> [PROBLEM DESCRIPTION] What lines below include the word "image"? Copy each one.

[Dataset rows about figures]

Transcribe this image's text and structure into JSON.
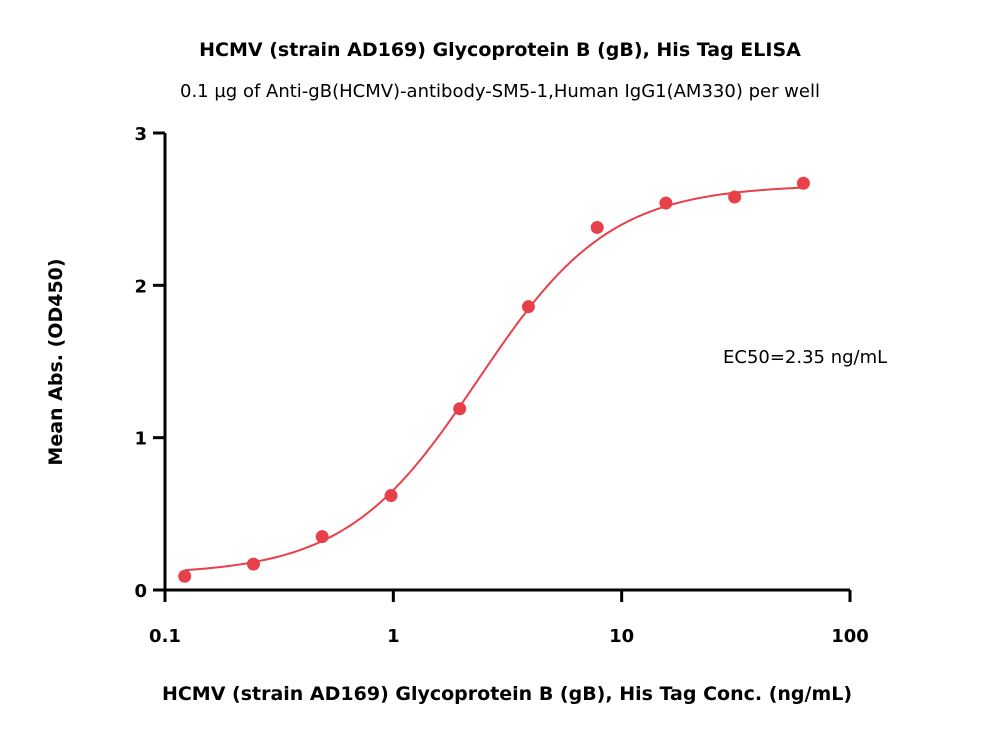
{
  "chart_data": {
    "type": "scatter",
    "title": "HCMV (strain AD169) Glycoprotein B (gB), His Tag ELISA",
    "subtitle": "0.1 µg of Anti-gB(HCMV)-antibody-SM5-1,Human IgG1(AM330) per well",
    "xlabel": "HCMV (strain AD169) Glycoprotein B (gB), His Tag Conc. (ng/mL)",
    "ylabel": "Mean Abs. (OD450)",
    "xscale": "log",
    "xlim": [
      0.1,
      100
    ],
    "ylim": [
      0,
      3
    ],
    "x_ticks": [
      "0.1",
      "1",
      "10",
      "100"
    ],
    "y_ticks": [
      "0",
      "1",
      "2",
      "3"
    ],
    "grid": false,
    "annotation": "EC50=2.35 ng/mL",
    "color": "#e8404a",
    "series": [
      {
        "x": [
          0.122,
          0.244,
          0.488,
          0.977,
          1.953,
          3.906,
          7.8125,
          15.625,
          31.25,
          62.5
        ],
        "y": [
          0.09,
          0.17,
          0.35,
          0.62,
          1.19,
          1.86,
          2.38,
          2.54,
          2.58,
          2.67
        ]
      }
    ],
    "fit": {
      "type": "4PL",
      "bottom": 0.1,
      "top": 2.66,
      "ec50": 2.35,
      "hill": 1.5
    }
  }
}
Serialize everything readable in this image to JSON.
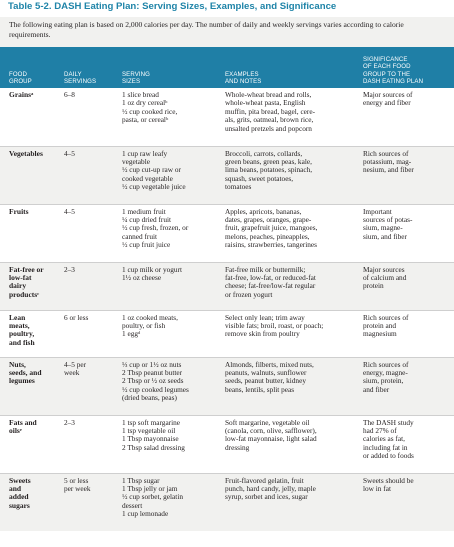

> [TASK OUTPUT]
Transcribe this image's text and structure into JSON.
Serialize everything readable in this image to JSON.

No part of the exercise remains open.